• The problem:
Without the pictures, give the entries below again exactly as written.

<<<<

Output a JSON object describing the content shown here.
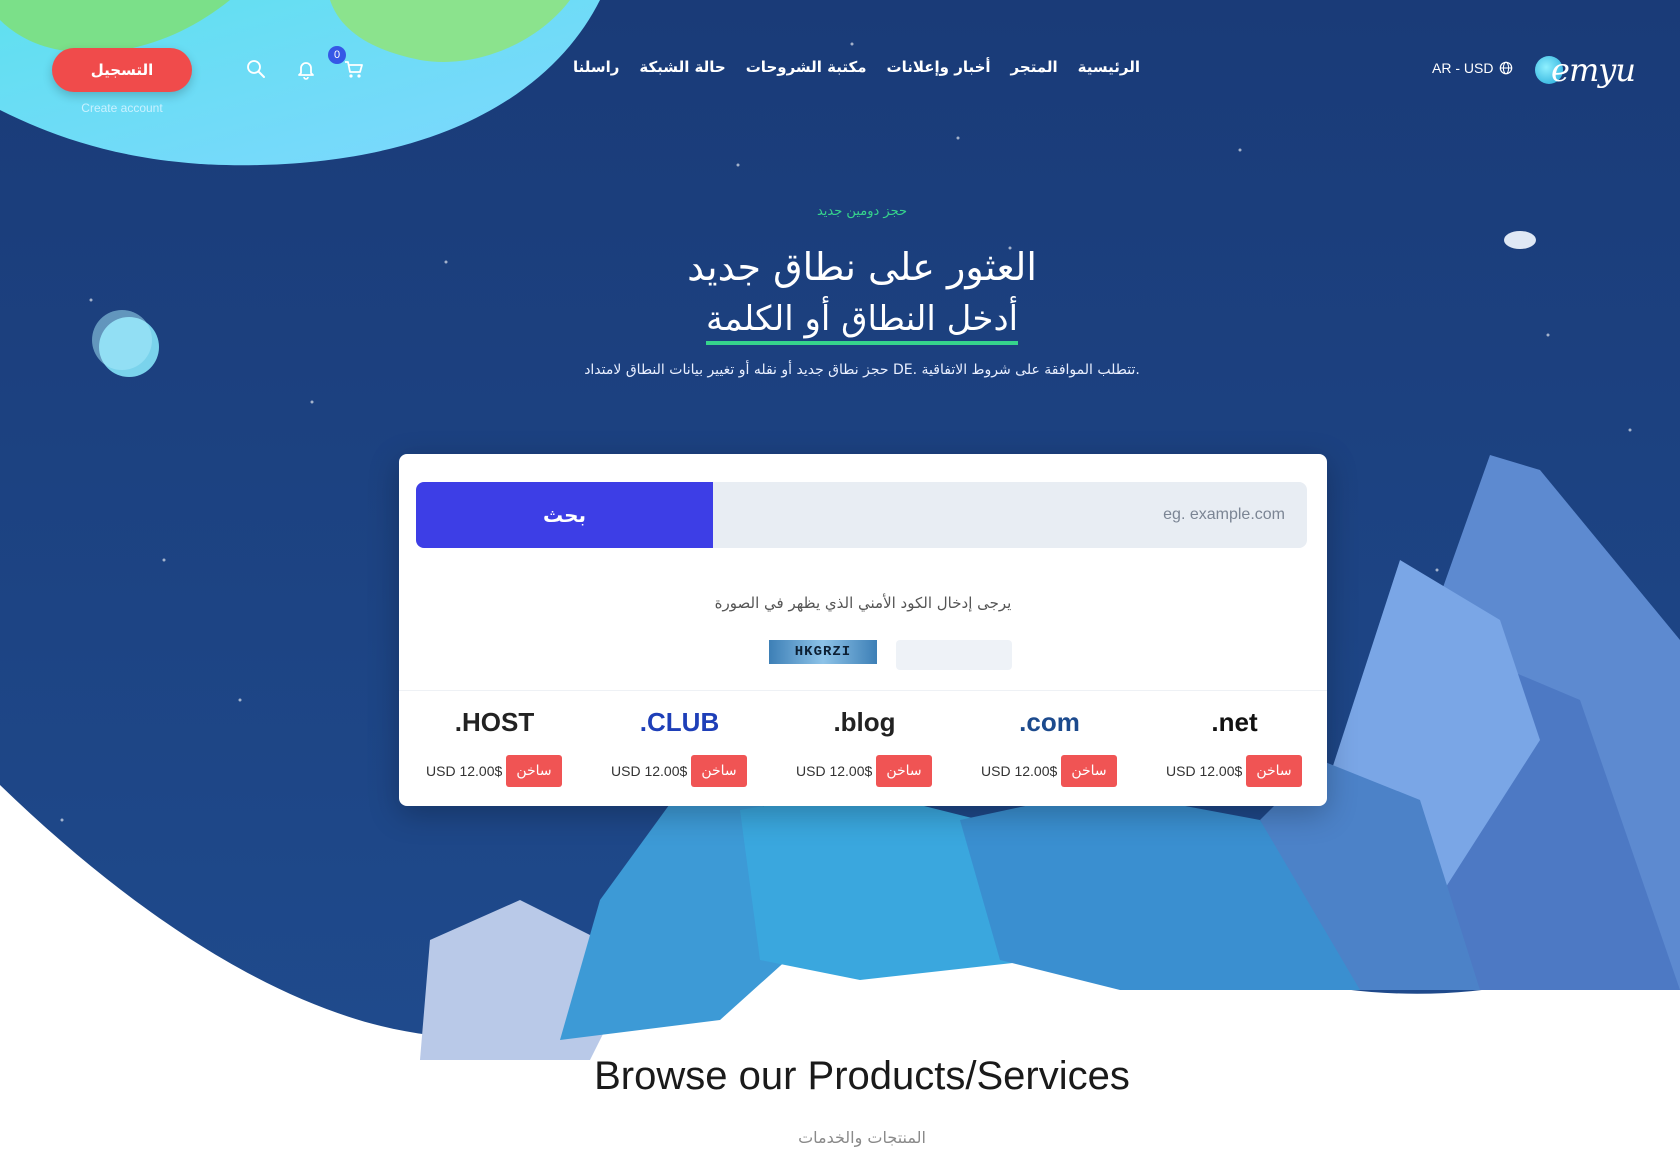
{
  "header": {
    "logo_text": "emyu",
    "lang_currency": "AR - USD",
    "nav": [
      "الرئيسية",
      "المتجر",
      "أخبار وإعلانات",
      "مكتبة الشروحات",
      "حالة الشبكة",
      "راسلنا"
    ],
    "cart_count": "0",
    "register_label": "التسجيل",
    "create_account_label": "Create account"
  },
  "hero": {
    "eyebrow": "حجز دومين جديد",
    "title_line1": "العثور على نطاق جديد",
    "title_line2": "أدخل النطاق أو الكلمة",
    "subtitle": "حجز نطاق جديد أو نقله أو تغيير بيانات النطاق لامتداد DE. تتطلب الموافقة على شروط الاتفاقية."
  },
  "search": {
    "placeholder": "eg. example.com",
    "button_label": "بحث",
    "captcha_label": "يرجى إدخال الكود الأمني الذي يظهر في الصورة",
    "captcha_code": "HKGRZI"
  },
  "tlds": [
    {
      "name": ".net",
      "price": "USD 12.00$",
      "badge": "ساخن"
    },
    {
      "name": ".com",
      "price": "USD 12.00$",
      "badge": "ساخن"
    },
    {
      "name": ".blog",
      "price": "USD 12.00$",
      "badge": "ساخن"
    },
    {
      "name": ".CLUB",
      "price": "USD 12.00$",
      "badge": "ساخن"
    },
    {
      "name": ".HOST",
      "price": "USD 12.00$",
      "badge": "ساخن"
    }
  ],
  "browse": {
    "title": "Browse our Products/Services",
    "subtitle": "المنتجات والخدمات"
  },
  "colors": {
    "hero_bg": "#1d3f7e",
    "accent_red": "#f04b4b",
    "accent_green": "#36d48c",
    "search_button": "#3d3ee6"
  }
}
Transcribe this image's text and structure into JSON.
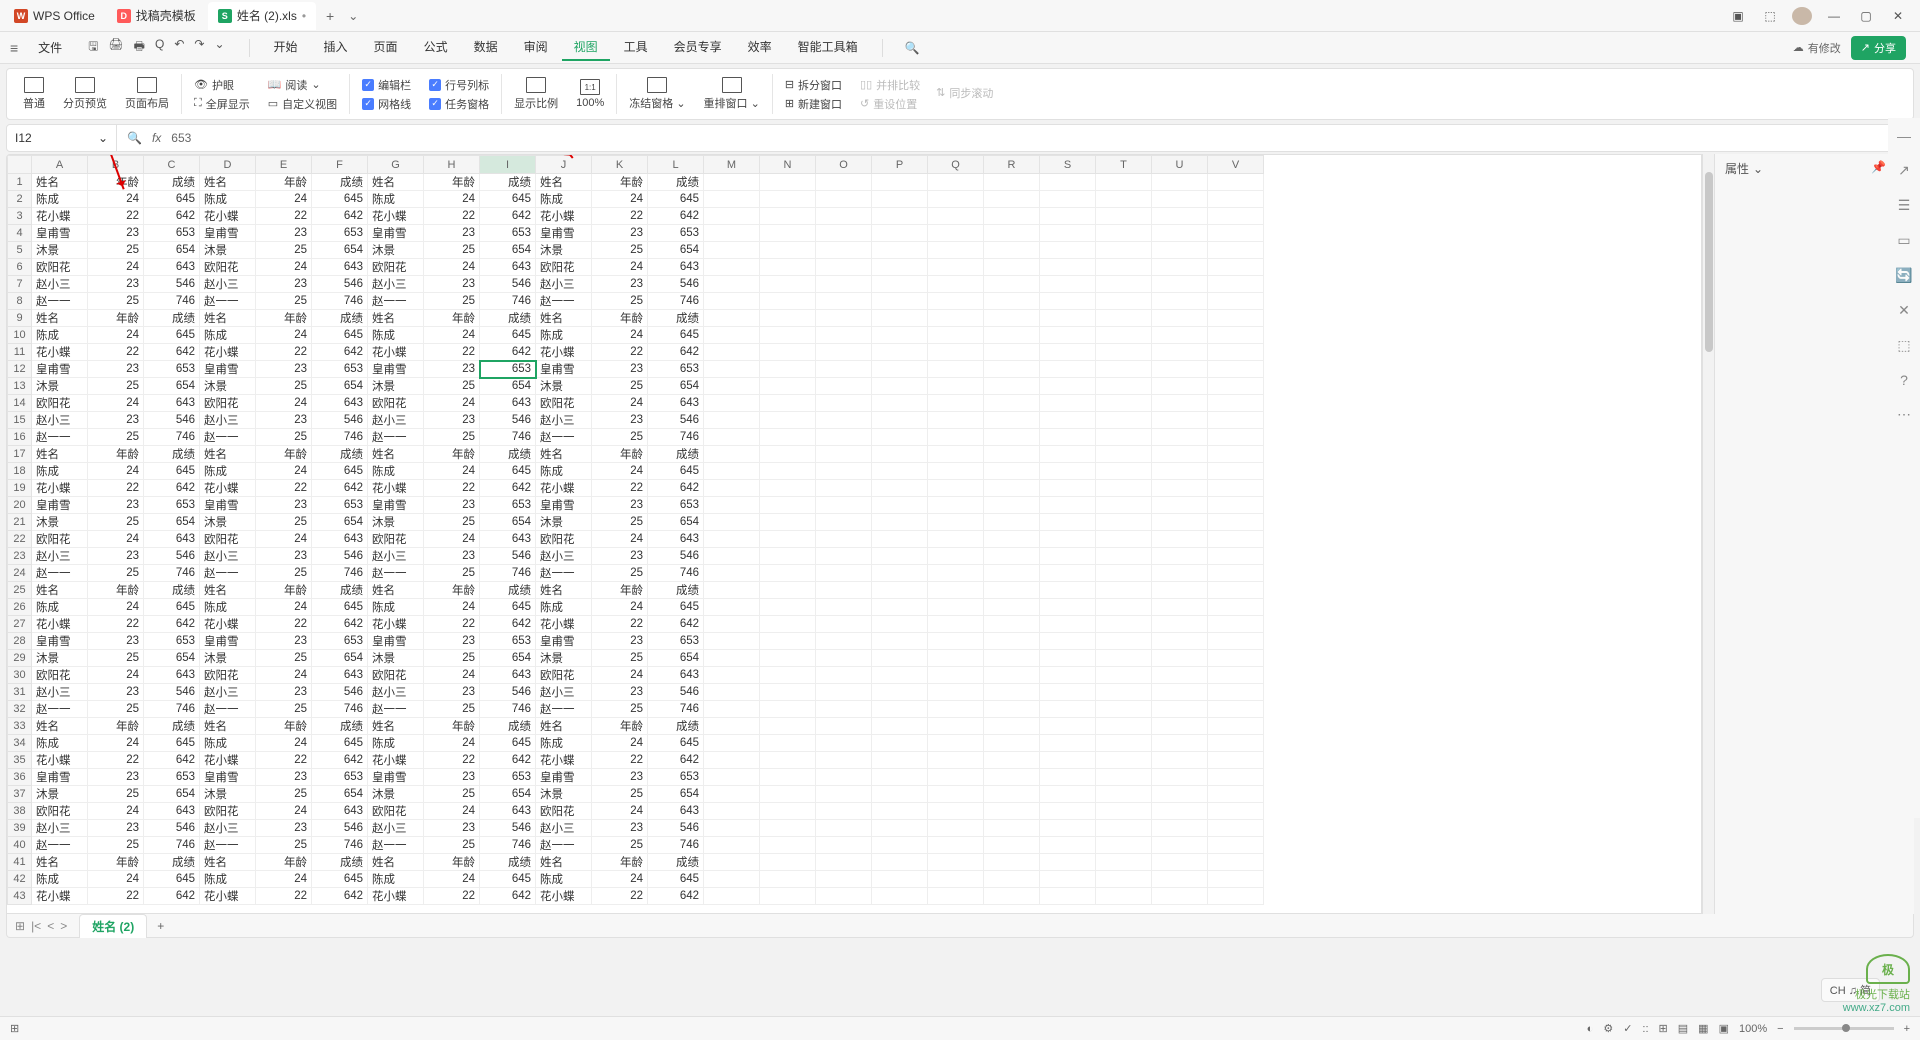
{
  "tabs": {
    "items": [
      {
        "icon": "W",
        "icon_class": "wps-ico",
        "label": "WPS Office"
      },
      {
        "icon": "D",
        "icon_class": "d-ico",
        "label": "找稿壳模板"
      },
      {
        "icon": "S",
        "icon_class": "s-ico",
        "label": "姓名 (2).xls"
      }
    ],
    "dirty_marker": "•",
    "add": "+",
    "dropdown": "⌄"
  },
  "window_controls": {
    "min": "—",
    "max": "▢",
    "close": "✕",
    "box": "▣",
    "cube": "⬚"
  },
  "menu": {
    "hamburger": "≡",
    "file": "文件",
    "qat": [
      "🖫",
      "🖨",
      "🖶",
      "Q",
      "↶",
      "↷",
      "⌄"
    ],
    "ribbon_tabs": [
      "开始",
      "插入",
      "页面",
      "公式",
      "数据",
      "审阅",
      "视图",
      "工具",
      "会员专享",
      "效率",
      "智能工具箱"
    ],
    "active_tab_index": 6,
    "search_icon": "🔍",
    "modified": "有修改",
    "share": "分享"
  },
  "ribbon": {
    "views": [
      {
        "label": "普通",
        "name": "view-normal"
      },
      {
        "label": "分页预览",
        "name": "view-page-break"
      },
      {
        "label": "页面布局",
        "name": "view-page-layout"
      }
    ],
    "options1": [
      {
        "icon": "👁",
        "label": "护眼"
      },
      {
        "icon": "⛶",
        "label": "全屏显示"
      }
    ],
    "options2": [
      {
        "icon": "📖",
        "label": "阅读",
        "drop": "⌄"
      },
      {
        "icon": "▭",
        "label": "自定义视图"
      }
    ],
    "checks": [
      {
        "label": "编辑栏",
        "on": true
      },
      {
        "label": "行号列标",
        "on": true
      },
      {
        "label": "网格线",
        "on": true
      },
      {
        "label": "任务窗格",
        "on": true
      }
    ],
    "scale": {
      "label": "显示比例",
      "pct": "100%"
    },
    "freeze": {
      "label": "冻结窗格",
      "drop": "⌄"
    },
    "arrange": {
      "label": "重排窗口",
      "drop": "⌄"
    },
    "split": {
      "label": "拆分窗口"
    },
    "new": {
      "label": "新建窗口"
    },
    "sync": {
      "label": "同步滚动"
    },
    "compare": {
      "label": "并排比较"
    },
    "reset": {
      "label": "重设位置"
    }
  },
  "name_box": {
    "cell": "I12",
    "fx": "fx",
    "formula": "653",
    "search": "🔍"
  },
  "columns": [
    "A",
    "B",
    "C",
    "D",
    "E",
    "F",
    "G",
    "H",
    "I",
    "J",
    "K",
    "L",
    "M",
    "N",
    "O",
    "P",
    "Q",
    "R",
    "S",
    "T",
    "U",
    "V"
  ],
  "selected_col": "I",
  "selected_row": 12,
  "chart_data": {
    "type": "table",
    "headers": [
      "姓名",
      "年龄",
      "成绩"
    ],
    "block": [
      [
        "陈成",
        24,
        645
      ],
      [
        "花小蝶",
        22,
        642
      ],
      [
        "皇甫雪",
        23,
        653
      ],
      [
        "沐景",
        25,
        654
      ],
      [
        "欧阳花",
        24,
        643
      ],
      [
        "赵小三",
        23,
        546
      ],
      [
        "赵一一",
        25,
        746
      ]
    ],
    "repeat_rows": 6,
    "repeat_cols": 4,
    "partial_last": 3
  },
  "right_panel": {
    "title": "属性",
    "drop": "⌄",
    "pin": "📌",
    "close": "✕"
  },
  "side_rail": [
    "—",
    "↗",
    "☰",
    "▭",
    "🔄",
    "✕",
    "⬚",
    "?",
    "⋯"
  ],
  "sheet_tabs": {
    "nav": [
      "⊞",
      "|<",
      "<",
      ">"
    ],
    "active": "姓名 (2)",
    "add": "+"
  },
  "status_bar": {
    "left": "⊞",
    "views": [
      "⊞",
      "▤",
      "▦",
      "▣"
    ],
    "zoom": "100%",
    "minus": "−",
    "plus": "+",
    "tools": [
      "◐",
      "⚙",
      "✓",
      "::"
    ]
  },
  "ime": "CH ♫ 简",
  "watermark": {
    "logo": "极",
    "site": "极光下载站",
    "url": "www.xz7.com"
  }
}
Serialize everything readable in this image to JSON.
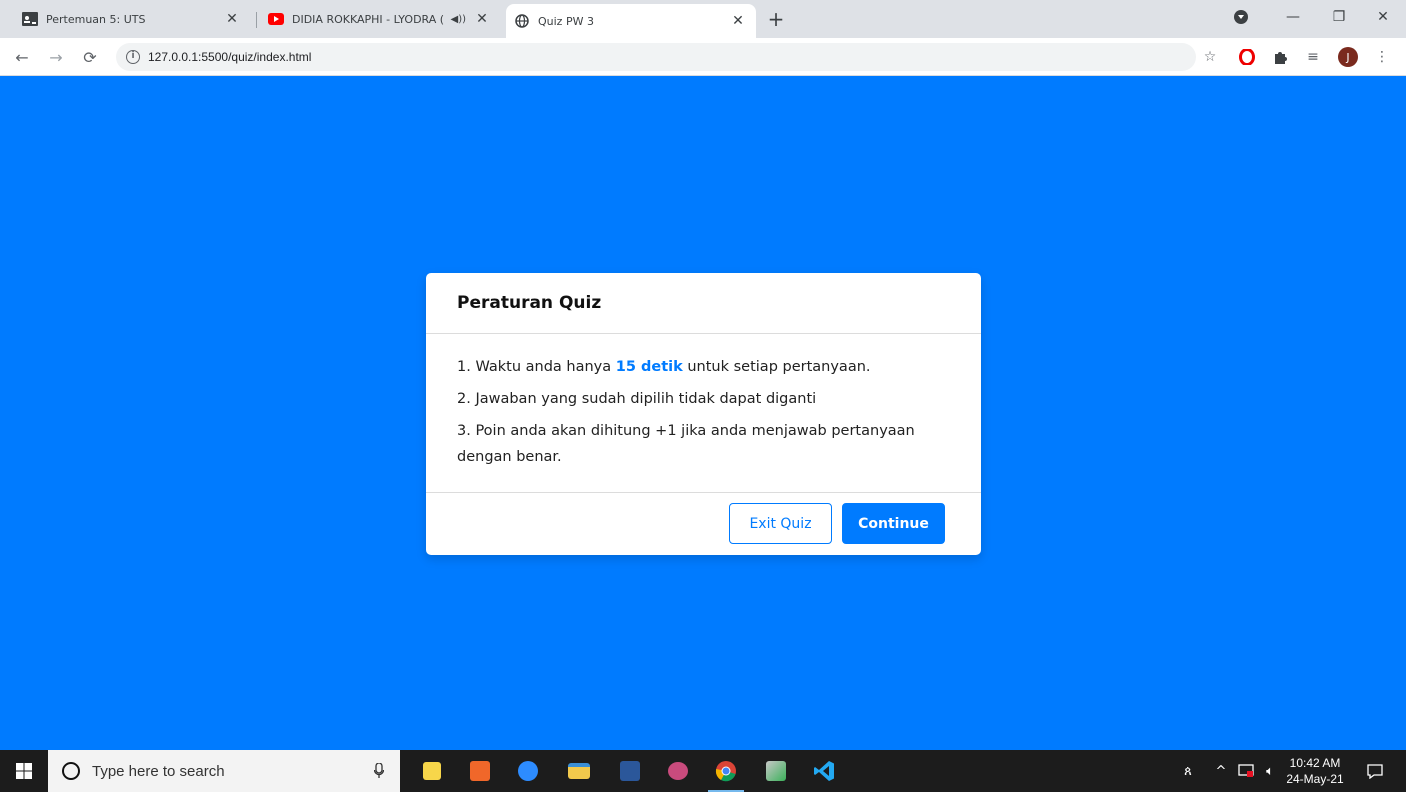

>>>>

• The response:
Output a JSON object describing the content shown here.
{
  "header": {
    "logo_text": "emyu",
    "lang_currency": "AR - USD",
    "nav": [
      "الرئيسية",
      "المتجر",
      "أخبار وإعلانات",
      "مكتبة الشروحات",
      "حالة الشبكة",
      "راسلنا"
    ],
    "cart_count": "0",
    "register_label": "التسجيل",
    "create_account_label": "Create account"
  },
  "hero": {
    "eyebrow": "حجز دومين جديد",
    "title_line1": "العثور على نطاق جديد",
    "title_line2": "أدخل النطاق أو الكلمة",
    "subtitle": "حجز نطاق جديد أو نقله أو تغيير بيانات النطاق لامتداد DE. تتطلب الموافقة على شروط الاتفاقية."
  },
  "search": {
    "placeholder": "eg. example.com",
    "button_label": "بحث",
    "captcha_label": "يرجى إدخال الكود الأمني الذي يظهر في الصورة",
    "captcha_code": "HKGRZI"
  },
  "tlds": [
    {
      "name": ".net",
      "price": "USD 12.00$",
      "badge": "ساخن"
    },
    {
      "name": ".com",
      "price": "USD 12.00$",
      "badge": "ساخن"
    },
    {
      "name": ".blog",
      "price": "USD 12.00$",
      "badge": "ساخن"
    },
    {
      "name": ".CLUB",
      "price": "USD 12.00$",
      "badge": "ساخن"
    },
    {
      "name": ".HOST",
      "price": "USD 12.00$",
      "badge": "ساخن"
    }
  ],
  "browse": {
    "title": "Browse our Products/Services",
    "subtitle": "المنتجات والخدمات"
  },
  "colors": {
    "hero_bg": "#1d3f7e",
    "accent_red": "#f04b4b",
    "accent_green": "#36d48c",
    "search_button": "#3d3ee6"
  }
}
Transcribe this image's text and structure into JSON.
{
  "tabs": {
    "items": [
      {
        "icon": "W",
        "icon_class": "wps-ico",
        "label": "WPS Office"
      },
      {
        "icon": "D",
        "icon_class": "d-ico",
        "label": "找稿壳模板"
      },
      {
        "icon": "S",
        "icon_class": "s-ico",
        "label": "姓名 (2).xls"
      }
    ],
    "dirty_marker": "•",
    "add": "+",
    "dropdown": "⌄"
  },
  "window_controls": {
    "min": "—",
    "max": "▢",
    "close": "✕",
    "box": "▣",
    "cube": "⬚"
  },
  "menu": {
    "hamburger": "≡",
    "file": "文件",
    "qat": [
      "🖫",
      "🖨",
      "🖶",
      "Q",
      "↶",
      "↷",
      "⌄"
    ],
    "ribbon_tabs": [
      "开始",
      "插入",
      "页面",
      "公式",
      "数据",
      "审阅",
      "视图",
      "工具",
      "会员专享",
      "效率",
      "智能工具箱"
    ],
    "active_tab_index": 6,
    "search_icon": "🔍",
    "modified": "有修改",
    "share": "分享"
  },
  "ribbon": {
    "views": [
      {
        "label": "普通",
        "name": "view-normal"
      },
      {
        "label": "分页预览",
        "name": "view-page-break"
      },
      {
        "label": "页面布局",
        "name": "view-page-layout"
      }
    ],
    "options1": [
      {
        "icon": "👁",
        "label": "护眼"
      },
      {
        "icon": "⛶",
        "label": "全屏显示"
      }
    ],
    "options2": [
      {
        "icon": "📖",
        "label": "阅读",
        "drop": "⌄"
      },
      {
        "icon": "▭",
        "label": "自定义视图"
      }
    ],
    "checks": [
      {
        "label": "编辑栏",
        "on": true
      },
      {
        "label": "行号列标",
        "on": true
      },
      {
        "label": "网格线",
        "on": true
      },
      {
        "label": "任务窗格",
        "on": true
      }
    ],
    "scale": {
      "label": "显示比例",
      "pct": "100%"
    },
    "freeze": {
      "label": "冻结窗格",
      "drop": "⌄"
    },
    "arrange": {
      "label": "重排窗口",
      "drop": "⌄"
    },
    "split": {
      "label": "拆分窗口"
    },
    "new": {
      "label": "新建窗口"
    },
    "sync": {
      "label": "同步滚动"
    },
    "compare": {
      "label": "并排比较"
    },
    "reset": {
      "label": "重设位置"
    }
  },
  "name_box": {
    "cell": "I12",
    "fx": "fx",
    "formula": "653",
    "search": "🔍"
  },
  "columns": [
    "A",
    "B",
    "C",
    "D",
    "E",
    "F",
    "G",
    "H",
    "I",
    "J",
    "K",
    "L",
    "M",
    "N",
    "O",
    "P",
    "Q",
    "R",
    "S",
    "T",
    "U",
    "V"
  ],
  "selected_col": "I",
  "selected_row": 12,
  "chart_data": {
    "type": "table",
    "headers": [
      "姓名",
      "年龄",
      "成绩"
    ],
    "block": [
      [
        "陈成",
        24,
        645
      ],
      [
        "花小蝶",
        22,
        642
      ],
      [
        "皇甫雪",
        23,
        653
      ],
      [
        "沐景",
        25,
        654
      ],
      [
        "欧阳花",
        24,
        643
      ],
      [
        "赵小三",
        23,
        546
      ],
      [
        "赵一一",
        25,
        746
      ]
    ],
    "repeat_rows": 6,
    "repeat_cols": 4,
    "partial_last": 3
  },
  "right_panel": {
    "title": "属性",
    "drop": "⌄",
    "pin": "📌",
    "close": "✕"
  },
  "side_rail": [
    "—",
    "↗",
    "☰",
    "▭",
    "🔄",
    "✕",
    "⬚",
    "?",
    "⋯"
  ],
  "sheet_tabs": {
    "nav": [
      "⊞",
      "|<",
      "<",
      ">"
    ],
    "active": "姓名 (2)",
    "add": "+"
  },
  "status_bar": {
    "left": "⊞",
    "views": [
      "⊞",
      "▤",
      "▦",
      "▣"
    ],
    "zoom": "100%",
    "minus": "−",
    "plus": "+",
    "tools": [
      "◐",
      "⚙",
      "✓",
      "::"
    ]
  },
  "ime": "CH ♫ 简",
  "watermark": {
    "logo": "极",
    "site": "极光下载站",
    "url": "www.xz7.com"
  }
}
Serialize everything readable in this image to JSON.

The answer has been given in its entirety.